**Requirement:**
Set down the full listing exactly, character for character.
>> BEGIN Data in this exercise
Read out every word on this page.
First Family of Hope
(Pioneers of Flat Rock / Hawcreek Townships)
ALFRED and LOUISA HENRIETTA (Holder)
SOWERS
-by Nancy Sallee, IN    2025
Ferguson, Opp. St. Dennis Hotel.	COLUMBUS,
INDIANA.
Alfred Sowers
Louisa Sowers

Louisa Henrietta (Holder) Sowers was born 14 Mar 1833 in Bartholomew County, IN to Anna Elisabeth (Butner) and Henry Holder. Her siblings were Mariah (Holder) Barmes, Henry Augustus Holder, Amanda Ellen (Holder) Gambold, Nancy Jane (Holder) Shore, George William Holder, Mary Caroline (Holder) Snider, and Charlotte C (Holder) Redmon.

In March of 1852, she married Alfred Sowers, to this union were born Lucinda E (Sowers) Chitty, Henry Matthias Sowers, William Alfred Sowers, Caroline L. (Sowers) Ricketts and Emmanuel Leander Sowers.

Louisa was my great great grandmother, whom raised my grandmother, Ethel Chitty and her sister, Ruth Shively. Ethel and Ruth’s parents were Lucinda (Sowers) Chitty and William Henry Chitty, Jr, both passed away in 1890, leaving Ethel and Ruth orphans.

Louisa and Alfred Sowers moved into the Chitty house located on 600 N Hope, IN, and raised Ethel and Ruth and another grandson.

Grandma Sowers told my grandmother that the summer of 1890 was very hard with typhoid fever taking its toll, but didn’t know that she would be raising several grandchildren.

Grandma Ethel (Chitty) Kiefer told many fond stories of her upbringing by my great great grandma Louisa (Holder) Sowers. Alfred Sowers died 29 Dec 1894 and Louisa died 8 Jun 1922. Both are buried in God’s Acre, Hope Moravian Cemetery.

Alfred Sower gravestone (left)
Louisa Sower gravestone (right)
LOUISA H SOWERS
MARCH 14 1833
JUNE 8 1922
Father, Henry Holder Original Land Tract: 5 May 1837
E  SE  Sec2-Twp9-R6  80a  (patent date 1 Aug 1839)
>> END Data in this exercise
**Response below:**
Read out every word on this page.
First Family of Hope
(Pioneers of Flat Rock / Hawcreek Townships)
ALFRED and LOUISA HENRIETTA (Holder)
SOWERS
-by Nancy Sallee, IN    2025
Ferguson, Opp. St. Dennis Hotel.	COLUMBUS,
INDIANA.
Alfred Sowers
Louisa Sowers

Louisa Henrietta (Holder) Sowers was born 14 Mar 1833 in Bartholomew County, IN to Anna Elisabeth (Butner) and Henry Holder. Her siblings were Mariah (Holder) Barmes, Henry Augustus Holder, Amanda Ellen (Holder) Gambold, Nancy Jane (Holder) Shore, George William Holder, Mary Caroline (Holder) Snider, and Charlotte C (Holder) Redmon.

In March of 1852, she married Alfred Sowers, to this union were born Lucinda E (Sowers) Chitty, Henry Matthias Sowers, William Alfred Sowers, Caroline L. (Sowers) Ricketts and Emmanuel Leander Sowers.

Louisa was my great great grandmother, whom raised my grandmother, Ethel Chitty and her sister, Ruth Shively. Ethel and Ruth’s parents were Lucinda (Sowers) Chitty and William Henry Chitty, Jr, both passed away in 1890, leaving Ethel and Ruth orphans.

Louisa and Alfred Sowers moved into the Chitty house located on 600 N Hope, IN, and raised Ethel and Ruth and another grandson.

Grandma Sowers told my grandmother that the summer of 1890 was very hard with typhoid fever taking its toll, but didn’t know that she would be raising several grandchildren.

Grandma Ethel (Chitty) Kiefer told many fond stories of her upbringing by my great great grandma Louisa (Holder) Sowers. Alfred Sowers died 29 Dec 1894 and Louisa died 8 Jun 1922. Both are buried in God’s Acre, Hope Moravian Cemetery.

Alfred Sower gravestone (left)
Louisa Sower gravestone (right)
LOUISA H SOWERS
MARCH 14 1833
JUNE 8 1922
Father, Henry Holder Original Land Tract: 5 May 1837
E  SE  Sec2-Twp9-R6  80a  (patent date 1 Aug 1839)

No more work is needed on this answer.